### [WHAT YOU NEED TO DO]
Without the images, print all the entries below exactly as given.

Stored data entries:
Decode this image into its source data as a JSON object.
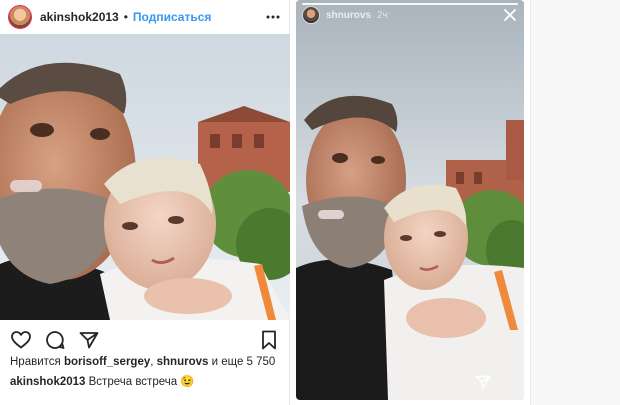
{
  "post": {
    "username": "akinshok2013",
    "separator": "•",
    "follow_label": "Подписаться",
    "icons": {
      "more": "more-dots-icon",
      "like": "heart-icon",
      "comment": "comment-icon",
      "share": "send-icon",
      "save": "bookmark-icon"
    },
    "likes": {
      "prefix": "Нравится",
      "user1": "borisoff_sergey",
      "sep": ",",
      "user2": "shnurovs",
      "suffix": "и еще 5 750"
    },
    "caption": {
      "username": "akinshok2013",
      "text": "Встреча встреча",
      "emoji": "😉"
    }
  },
  "story": {
    "username": "shnurovs",
    "time": "2ч",
    "icons": {
      "close": "close-icon",
      "send": "send-icon"
    }
  },
  "colors": {
    "link_blue": "#3897f0",
    "text": "#262626",
    "avatar_ring": "#e1306c"
  }
}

### [FINISHED EXERCISE]
Decode this image into its source data as a JSON object.
{
  "post": {
    "username": "akinshok2013",
    "separator": "•",
    "follow_label": "Подписаться",
    "icons": {
      "more": "more-dots-icon",
      "like": "heart-icon",
      "comment": "comment-icon",
      "share": "send-icon",
      "save": "bookmark-icon"
    },
    "likes": {
      "prefix": "Нравится",
      "user1": "borisoff_sergey",
      "sep": ",",
      "user2": "shnurovs",
      "suffix": "и еще 5 750"
    },
    "caption": {
      "username": "akinshok2013",
      "text": "Встреча встреча",
      "emoji": "😉"
    }
  },
  "story": {
    "username": "shnurovs",
    "time": "2ч",
    "icons": {
      "close": "close-icon",
      "send": "send-icon"
    }
  },
  "colors": {
    "link_blue": "#3897f0",
    "text": "#262626",
    "avatar_ring": "#e1306c"
  }
}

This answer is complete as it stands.